[Entries with figure data]

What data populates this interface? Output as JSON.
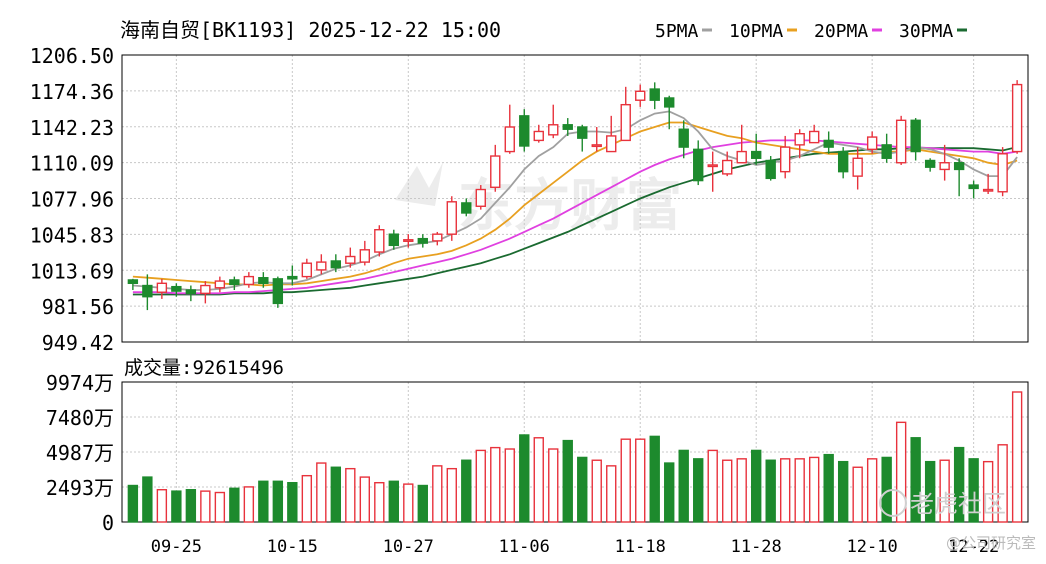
{
  "header": {
    "title": "海南自贸[BK1193] 2025-12-22 15:00",
    "legend": [
      {
        "label": "5PMA",
        "color": "#a0a0a0"
      },
      {
        "label": "10PMA",
        "color": "#e8a020"
      },
      {
        "label": "20PMA",
        "color": "#e040e0"
      },
      {
        "label": "30PMA",
        "color": "#1a6a30"
      }
    ]
  },
  "volume_header": {
    "label": "成交量:",
    "value": "92615496"
  },
  "watermarks": {
    "center": "东方财富",
    "corner": "老虎社区",
    "corner_sub": "@公司研究室"
  },
  "colors": {
    "up": "#e8323c",
    "down": "#1d8a2d",
    "axis": "#000000",
    "grid": "#c8c8c8"
  },
  "chart_data": [
    {
      "type": "candlestick",
      "y_ticks": [
        "1206.50",
        "1174.36",
        "1142.23",
        "1110.09",
        "1077.96",
        "1045.83",
        "1013.69",
        "981.56",
        "949.42"
      ],
      "ylim": [
        949.42,
        1206.5
      ],
      "x_ticks": [
        {
          "label": "09-25",
          "index": 3
        },
        {
          "label": "10-15",
          "index": 11
        },
        {
          "label": "10-27",
          "index": 19
        },
        {
          "label": "11-06",
          "index": 27
        },
        {
          "label": "11-18",
          "index": 35
        },
        {
          "label": "11-28",
          "index": 43
        },
        {
          "label": "12-10",
          "index": 51
        },
        {
          "label": "12-22",
          "index": 58
        }
      ],
      "candles": [
        [
          1005,
          1002,
          1006,
          996
        ],
        [
          1000,
          990,
          1010,
          978
        ],
        [
          994,
          1002,
          1006,
          988
        ],
        [
          999,
          995,
          1002,
          990
        ],
        [
          996,
          993,
          1000,
          986
        ],
        [
          993,
          1000,
          1004,
          984
        ],
        [
          998,
          1004,
          1008,
          994
        ],
        [
          1005,
          1001,
          1008,
          996
        ],
        [
          1001,
          1008,
          1012,
          998
        ],
        [
          1007,
          1002,
          1012,
          998
        ],
        [
          1006,
          984,
          1008,
          980
        ],
        [
          1008,
          1006,
          1018,
          1000
        ],
        [
          1008,
          1020,
          1024,
          1006
        ],
        [
          1014,
          1021,
          1028,
          1010
        ],
        [
          1022,
          1016,
          1028,
          1012
        ],
        [
          1020,
          1026,
          1034,
          1016
        ],
        [
          1021,
          1032,
          1040,
          1018
        ],
        [
          1030,
          1050,
          1054,
          1026
        ],
        [
          1046,
          1036,
          1050,
          1032
        ],
        [
          1040,
          1041,
          1046,
          1034
        ],
        [
          1042,
          1038,
          1046,
          1034
        ],
        [
          1040,
          1046,
          1048,
          1036
        ],
        [
          1046,
          1075,
          1080,
          1040
        ],
        [
          1074,
          1065,
          1078,
          1062
        ],
        [
          1071,
          1086,
          1090,
          1068
        ],
        [
          1088,
          1116,
          1126,
          1084
        ],
        [
          1120,
          1142,
          1162,
          1118
        ],
        [
          1152,
          1125,
          1158,
          1120
        ],
        [
          1130,
          1138,
          1144,
          1128
        ],
        [
          1135,
          1144,
          1162,
          1132
        ],
        [
          1144,
          1140,
          1150,
          1134
        ],
        [
          1142,
          1132,
          1144,
          1120
        ],
        [
          1126,
          1126,
          1142,
          1120
        ],
        [
          1120,
          1134,
          1152,
          1120
        ],
        [
          1130,
          1162,
          1178,
          1130
        ],
        [
          1166,
          1174,
          1180,
          1160
        ],
        [
          1176,
          1166,
          1182,
          1158
        ],
        [
          1168,
          1160,
          1170,
          1140
        ],
        [
          1140,
          1124,
          1148,
          1114
        ],
        [
          1122,
          1094,
          1130,
          1090
        ],
        [
          1108,
          1108,
          1120,
          1084
        ],
        [
          1100,
          1112,
          1120,
          1098
        ],
        [
          1110,
          1120,
          1144,
          1110
        ],
        [
          1120,
          1114,
          1136,
          1108
        ],
        [
          1112,
          1096,
          1116,
          1094
        ],
        [
          1102,
          1124,
          1134,
          1096
        ],
        [
          1126,
          1136,
          1140,
          1114
        ],
        [
          1128,
          1138,
          1144,
          1128
        ],
        [
          1130,
          1124,
          1138,
          1118
        ],
        [
          1120,
          1102,
          1124,
          1096
        ],
        [
          1098,
          1114,
          1124,
          1086
        ],
        [
          1122,
          1133,
          1138,
          1118
        ],
        [
          1126,
          1114,
          1136,
          1110
        ],
        [
          1110,
          1148,
          1152,
          1108
        ],
        [
          1148,
          1120,
          1150,
          1112
        ],
        [
          1112,
          1106,
          1114,
          1102
        ],
        [
          1104,
          1110,
          1126,
          1094
        ],
        [
          1110,
          1104,
          1114,
          1080
        ],
        [
          1090,
          1087,
          1094,
          1078
        ],
        [
          1085,
          1086,
          1100,
          1082
        ],
        [
          1084,
          1118,
          1124,
          1080
        ],
        [
          1120,
          1180,
          1184,
          1118
        ]
      ],
      "ma": {
        "5PMA": [
          1000,
          999,
          998,
          997,
          996,
          996,
          997,
          999,
          1002,
          1003,
          1002,
          1002,
          1005,
          1010,
          1015,
          1018,
          1022,
          1028,
          1033,
          1036,
          1038,
          1040,
          1046,
          1052,
          1060,
          1074,
          1088,
          1104,
          1116,
          1124,
          1136,
          1138,
          1138,
          1137,
          1140,
          1148,
          1154,
          1156,
          1150,
          1138,
          1122,
          1116,
          1112,
          1108,
          1110,
          1112,
          1116,
          1122,
          1128,
          1126,
          1124,
          1120,
          1118,
          1120,
          1124,
          1122,
          1118,
          1112,
          1104,
          1098,
          1098,
          1115
        ],
        "10PMA": [
          1008,
          1007,
          1006,
          1005,
          1004,
          1003,
          1002,
          1001,
          1001,
          1000,
          1001,
          1001,
          1002,
          1004,
          1006,
          1008,
          1011,
          1015,
          1020,
          1024,
          1026,
          1028,
          1031,
          1036,
          1042,
          1050,
          1060,
          1072,
          1082,
          1092,
          1102,
          1112,
          1120,
          1126,
          1132,
          1138,
          1142,
          1146,
          1146,
          1142,
          1138,
          1134,
          1132,
          1128,
          1126,
          1124,
          1122,
          1120,
          1118,
          1118,
          1118,
          1118,
          1120,
          1120,
          1122,
          1120,
          1118,
          1116,
          1114,
          1110,
          1108,
          1112
        ],
        "20PMA": [
          994,
          994,
          994,
          993,
          993,
          993,
          993,
          994,
          994,
          995,
          996,
          997,
          998,
          1000,
          1002,
          1004,
          1006,
          1009,
          1012,
          1015,
          1018,
          1021,
          1024,
          1028,
          1032,
          1037,
          1042,
          1048,
          1054,
          1060,
          1067,
          1074,
          1081,
          1088,
          1095,
          1102,
          1108,
          1113,
          1117,
          1121,
          1124,
          1126,
          1128,
          1129,
          1130,
          1130,
          1130,
          1130,
          1129,
          1128,
          1127,
          1126,
          1125,
          1124,
          1124,
          1123,
          1122,
          1121,
          1120,
          1120,
          1118,
          1120
        ],
        "30PMA": [
          992,
          992,
          992,
          992,
          992,
          992,
          992,
          993,
          993,
          993,
          994,
          994,
          995,
          996,
          997,
          998,
          1000,
          1002,
          1004,
          1006,
          1008,
          1011,
          1014,
          1017,
          1020,
          1024,
          1028,
          1033,
          1038,
          1043,
          1048,
          1054,
          1060,
          1066,
          1072,
          1078,
          1083,
          1088,
          1092,
          1096,
          1100,
          1104,
          1107,
          1110,
          1112,
          1114,
          1116,
          1118,
          1119,
          1120,
          1121,
          1122,
          1122,
          1123,
          1123,
          1123,
          1123,
          1123,
          1123,
          1122,
          1121,
          1124
        ]
      }
    },
    {
      "type": "bar",
      "name": "成交量",
      "y_ticks": [
        "9974万",
        "7480万",
        "4987万",
        "2493万",
        "0"
      ],
      "ylim": [
        0,
        9974
      ],
      "units": "万",
      "values": [
        2600,
        3200,
        2300,
        2200,
        2300,
        2200,
        2100,
        2400,
        2500,
        2900,
        2900,
        2800,
        3300,
        4200,
        3900,
        3800,
        3200,
        2800,
        2900,
        2700,
        2600,
        4000,
        3800,
        4400,
        5100,
        5300,
        5200,
        6200,
        6000,
        5200,
        5800,
        4600,
        4400,
        4000,
        5900,
        5900,
        6100,
        4200,
        5100,
        4500,
        5100,
        4400,
        4500,
        5100,
        4400,
        4500,
        4500,
        4600,
        4800,
        4300,
        3900,
        4500,
        4600,
        7100,
        6000,
        4300,
        4400,
        5300,
        4500,
        4300,
        5500,
        9262
      ]
    }
  ]
}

**EXERCISE**
Extract every line from the records above that contains the word "index".

**THE REPLY**
          "index": 3
          "index": 11
          "index": 19
          "index": 27
          "index": 35
          "index": 43
          "index": 51
          "index": 58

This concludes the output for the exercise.